▶ EXERCISE
Please find all lines in the data that hold the string "this" and copy them.

>> start

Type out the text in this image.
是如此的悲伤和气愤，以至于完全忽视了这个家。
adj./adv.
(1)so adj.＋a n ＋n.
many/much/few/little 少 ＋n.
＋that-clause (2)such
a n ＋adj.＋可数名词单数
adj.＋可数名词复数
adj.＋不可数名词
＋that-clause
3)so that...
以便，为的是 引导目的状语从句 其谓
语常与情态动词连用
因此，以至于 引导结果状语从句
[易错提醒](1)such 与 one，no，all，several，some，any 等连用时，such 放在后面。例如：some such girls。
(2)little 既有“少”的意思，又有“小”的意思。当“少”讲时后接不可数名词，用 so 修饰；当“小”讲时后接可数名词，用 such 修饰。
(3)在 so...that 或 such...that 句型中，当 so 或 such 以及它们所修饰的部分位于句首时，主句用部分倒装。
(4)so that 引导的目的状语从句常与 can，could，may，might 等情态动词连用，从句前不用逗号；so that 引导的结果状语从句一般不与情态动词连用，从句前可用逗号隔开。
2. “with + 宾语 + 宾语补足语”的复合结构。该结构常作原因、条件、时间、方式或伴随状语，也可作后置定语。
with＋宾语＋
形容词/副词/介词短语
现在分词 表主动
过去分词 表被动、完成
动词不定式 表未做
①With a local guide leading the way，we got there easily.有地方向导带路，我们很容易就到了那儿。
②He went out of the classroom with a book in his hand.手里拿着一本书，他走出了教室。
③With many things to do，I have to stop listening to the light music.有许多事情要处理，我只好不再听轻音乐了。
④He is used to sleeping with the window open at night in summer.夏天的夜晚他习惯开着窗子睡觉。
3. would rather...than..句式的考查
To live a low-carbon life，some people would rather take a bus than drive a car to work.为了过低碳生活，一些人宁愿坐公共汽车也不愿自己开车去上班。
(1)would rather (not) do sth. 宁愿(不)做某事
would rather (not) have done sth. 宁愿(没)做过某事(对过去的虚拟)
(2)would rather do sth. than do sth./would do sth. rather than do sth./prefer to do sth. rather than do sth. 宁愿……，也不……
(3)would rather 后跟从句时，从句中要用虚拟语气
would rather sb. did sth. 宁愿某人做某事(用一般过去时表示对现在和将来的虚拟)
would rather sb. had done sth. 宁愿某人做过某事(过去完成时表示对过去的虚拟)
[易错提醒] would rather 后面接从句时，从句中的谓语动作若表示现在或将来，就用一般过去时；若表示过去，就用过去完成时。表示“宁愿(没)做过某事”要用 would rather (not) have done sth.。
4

>> end
>> start

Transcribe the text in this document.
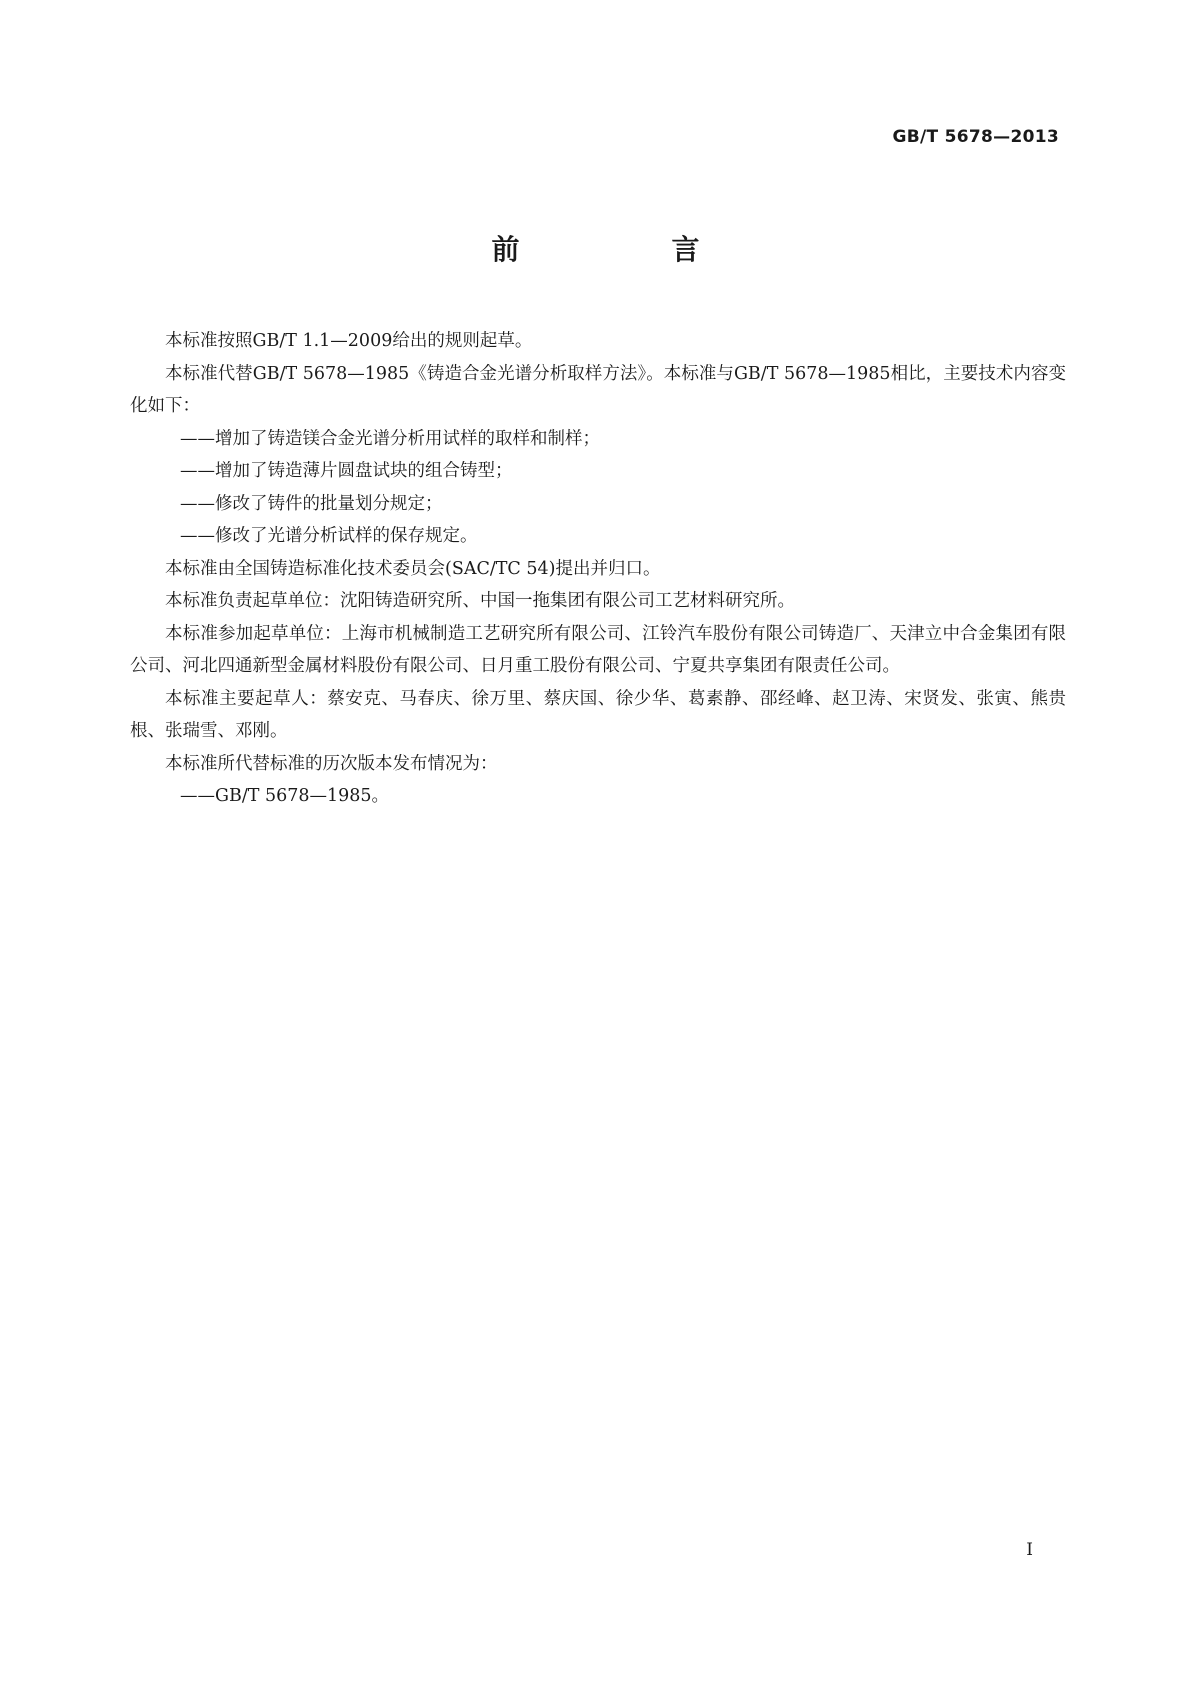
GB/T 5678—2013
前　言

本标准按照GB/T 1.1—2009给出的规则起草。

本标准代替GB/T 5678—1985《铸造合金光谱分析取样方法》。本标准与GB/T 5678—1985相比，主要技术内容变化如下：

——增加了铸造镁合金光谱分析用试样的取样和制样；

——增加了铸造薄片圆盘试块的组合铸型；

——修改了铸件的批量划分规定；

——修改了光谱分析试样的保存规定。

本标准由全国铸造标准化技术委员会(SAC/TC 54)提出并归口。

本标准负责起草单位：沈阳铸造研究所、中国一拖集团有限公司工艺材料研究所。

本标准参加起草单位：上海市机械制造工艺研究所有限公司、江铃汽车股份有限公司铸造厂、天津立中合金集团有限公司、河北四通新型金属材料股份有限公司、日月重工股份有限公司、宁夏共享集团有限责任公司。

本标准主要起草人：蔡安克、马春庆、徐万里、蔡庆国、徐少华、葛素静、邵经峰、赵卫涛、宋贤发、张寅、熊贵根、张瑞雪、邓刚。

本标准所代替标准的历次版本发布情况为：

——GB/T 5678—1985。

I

>> end
>> start

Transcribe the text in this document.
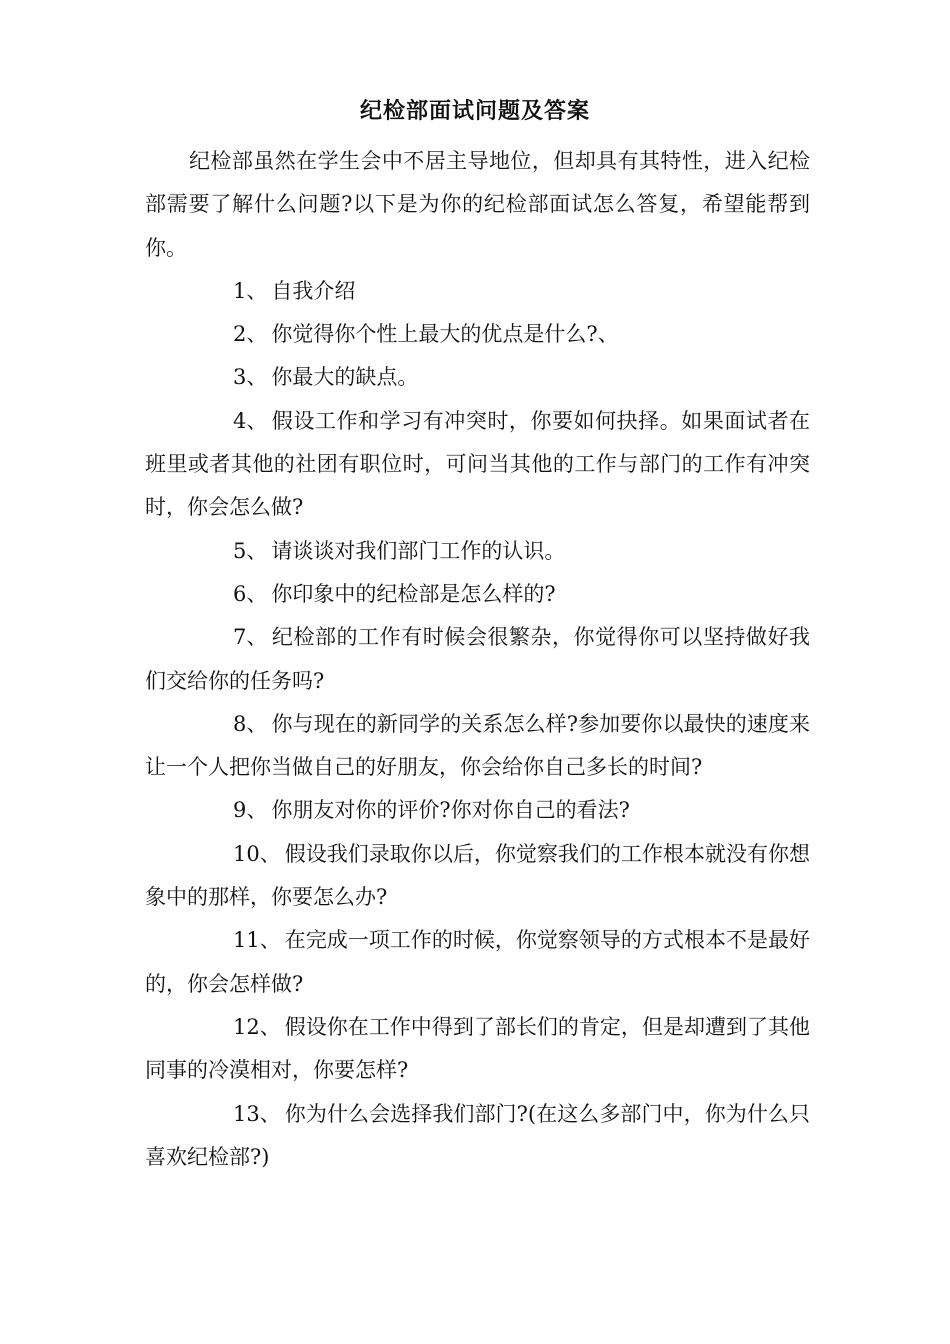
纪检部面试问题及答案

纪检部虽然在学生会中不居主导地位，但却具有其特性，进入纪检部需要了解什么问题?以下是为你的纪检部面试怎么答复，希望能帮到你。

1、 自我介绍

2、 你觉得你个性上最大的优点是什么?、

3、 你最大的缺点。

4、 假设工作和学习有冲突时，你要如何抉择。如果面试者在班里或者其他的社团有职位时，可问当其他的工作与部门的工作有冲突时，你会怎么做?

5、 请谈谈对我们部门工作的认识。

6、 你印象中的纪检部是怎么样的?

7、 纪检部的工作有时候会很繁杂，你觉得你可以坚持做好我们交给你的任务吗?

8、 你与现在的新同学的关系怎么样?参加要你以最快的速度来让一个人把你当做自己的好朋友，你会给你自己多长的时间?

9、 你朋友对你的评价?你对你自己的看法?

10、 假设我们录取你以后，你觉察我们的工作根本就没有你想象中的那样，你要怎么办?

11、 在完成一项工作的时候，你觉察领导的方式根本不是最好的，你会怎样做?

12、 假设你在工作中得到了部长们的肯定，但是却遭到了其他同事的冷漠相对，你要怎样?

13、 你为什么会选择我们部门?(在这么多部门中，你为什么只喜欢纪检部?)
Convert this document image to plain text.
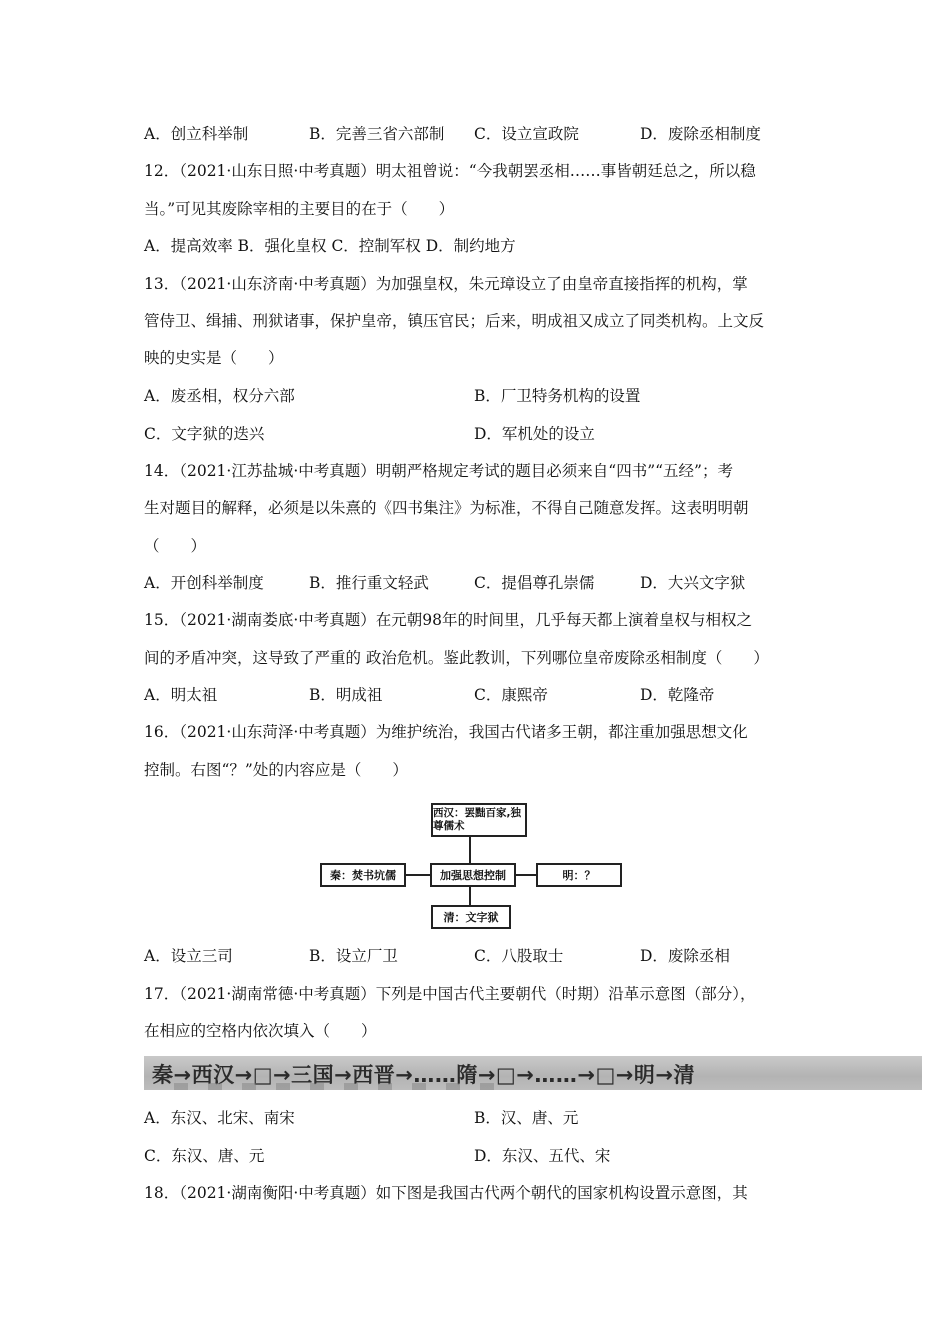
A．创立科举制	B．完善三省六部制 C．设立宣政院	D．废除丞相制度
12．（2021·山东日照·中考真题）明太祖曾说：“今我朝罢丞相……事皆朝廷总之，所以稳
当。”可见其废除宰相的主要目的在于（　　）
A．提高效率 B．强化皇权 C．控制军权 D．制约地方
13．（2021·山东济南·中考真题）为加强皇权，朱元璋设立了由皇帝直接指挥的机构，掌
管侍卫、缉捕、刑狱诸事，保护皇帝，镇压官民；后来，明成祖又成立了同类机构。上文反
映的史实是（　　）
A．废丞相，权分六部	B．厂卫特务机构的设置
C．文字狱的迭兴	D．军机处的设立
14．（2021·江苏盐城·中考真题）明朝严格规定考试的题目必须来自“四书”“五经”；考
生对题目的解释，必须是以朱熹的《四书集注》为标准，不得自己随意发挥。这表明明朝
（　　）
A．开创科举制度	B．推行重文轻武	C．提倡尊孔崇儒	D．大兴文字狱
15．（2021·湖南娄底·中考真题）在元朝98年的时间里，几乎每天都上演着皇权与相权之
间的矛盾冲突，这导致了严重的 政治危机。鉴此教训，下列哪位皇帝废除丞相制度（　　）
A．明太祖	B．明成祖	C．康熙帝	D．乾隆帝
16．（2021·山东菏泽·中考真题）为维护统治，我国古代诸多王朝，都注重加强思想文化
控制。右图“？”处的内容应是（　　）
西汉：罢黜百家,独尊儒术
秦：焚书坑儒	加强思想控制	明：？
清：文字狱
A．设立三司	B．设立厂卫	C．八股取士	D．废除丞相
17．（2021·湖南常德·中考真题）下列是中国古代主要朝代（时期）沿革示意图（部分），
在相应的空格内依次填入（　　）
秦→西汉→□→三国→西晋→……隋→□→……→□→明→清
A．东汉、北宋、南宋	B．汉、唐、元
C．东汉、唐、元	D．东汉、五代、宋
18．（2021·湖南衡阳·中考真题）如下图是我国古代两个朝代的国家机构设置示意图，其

>> end

▶ RESULT OF THE EXERCISE
Type out the text in this image.
Transcribe the text in this document.
Transcribe the text in this document.
Convert this document image to plain text.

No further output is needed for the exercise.